--- DATA EXTRACT ---

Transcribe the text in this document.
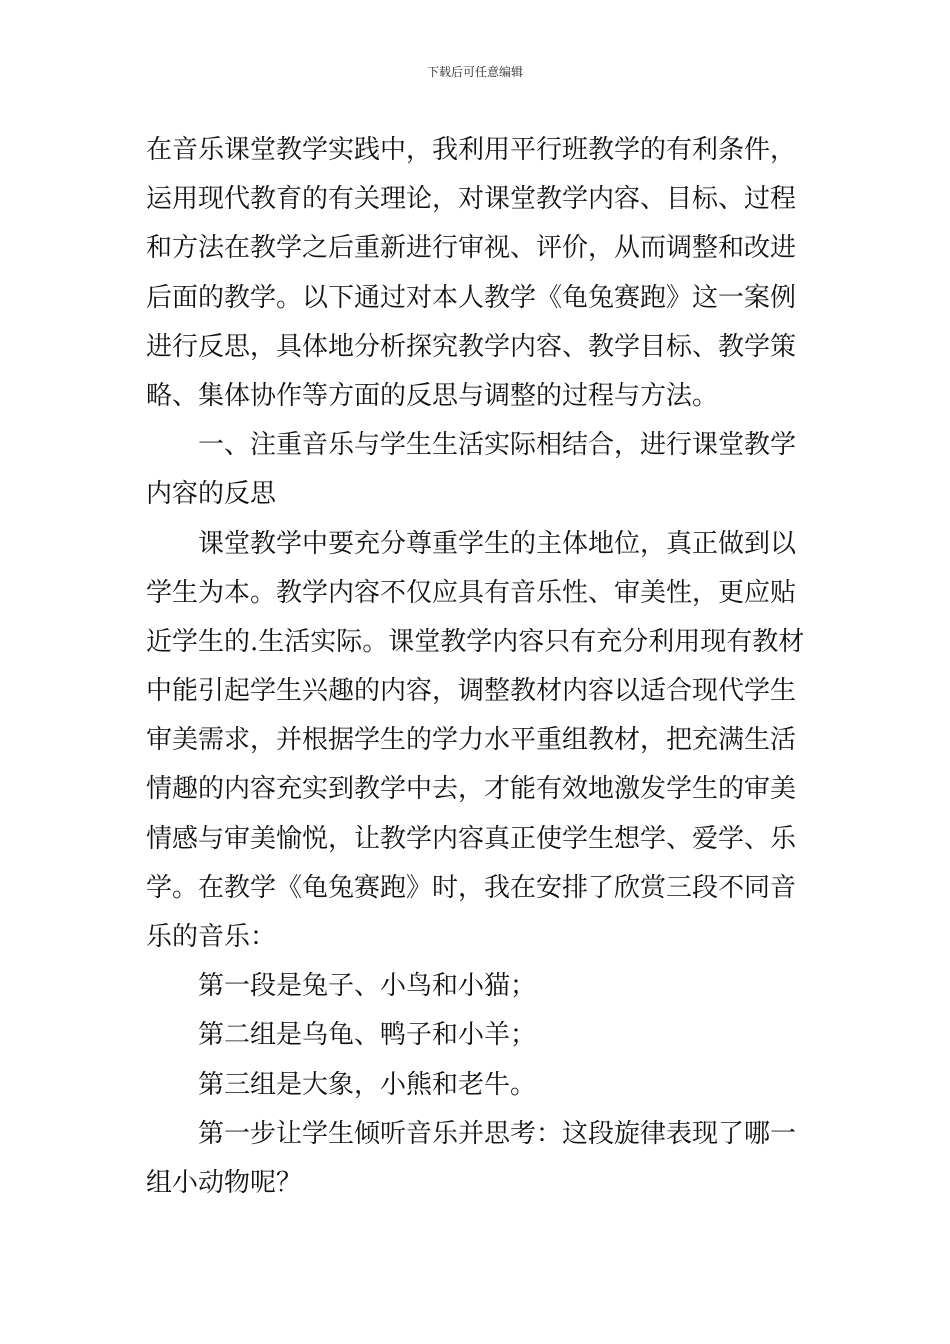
下载后可任意编辑
在音乐课堂教学实践中，我利用平行班教学的有利条件，
运用现代教育的有关理论，对课堂教学内容、目标、过程
和方法在教学之后重新进行审视、评价，从而调整和改进
后面的教学。以下通过对本人教学《龟兔赛跑》这一案例
进行反思，具体地分析探究教学内容、教学目标、教学策
略、集体协作等方面的反思与调整的过程与方法。
一、注重音乐与学生生活实际相结合，进行课堂教学
内容的反思
课堂教学中要充分尊重学生的主体地位，真正做到以
学生为本。教学内容不仅应具有音乐性、审美性，更应贴
近学生的.生活实际。课堂教学内容只有充分利用现有教材
中能引起学生兴趣的内容，调整教材内容以适合现代学生
审美需求，并根据学生的学力水平重组教材，把充满生活
情趣的内容充实到教学中去，才能有效地激发学生的审美
情感与审美愉悦，让教学内容真正使学生想学、爱学、乐
学。在教学《龟兔赛跑》时，我在安排了欣赏三段不同音
乐的音乐：
第一段是兔子、小鸟和小猫；
第二组是乌龟、鸭子和小羊；
第三组是大象，小熊和老牛。
第一步让学生倾听音乐并思考：这段旋律表现了哪一
组小动物呢？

---

[WHAT NEEDS TO BE DONE] Copy each line holding the word "龟兔赛跑" from the listing above.

[OUTPUT OF THE EXERCISE]
后面的教学。以下通过对本人教学《龟兔赛跑》这一案例
学。在教学《龟兔赛跑》时，我在安排了欣赏三段不同音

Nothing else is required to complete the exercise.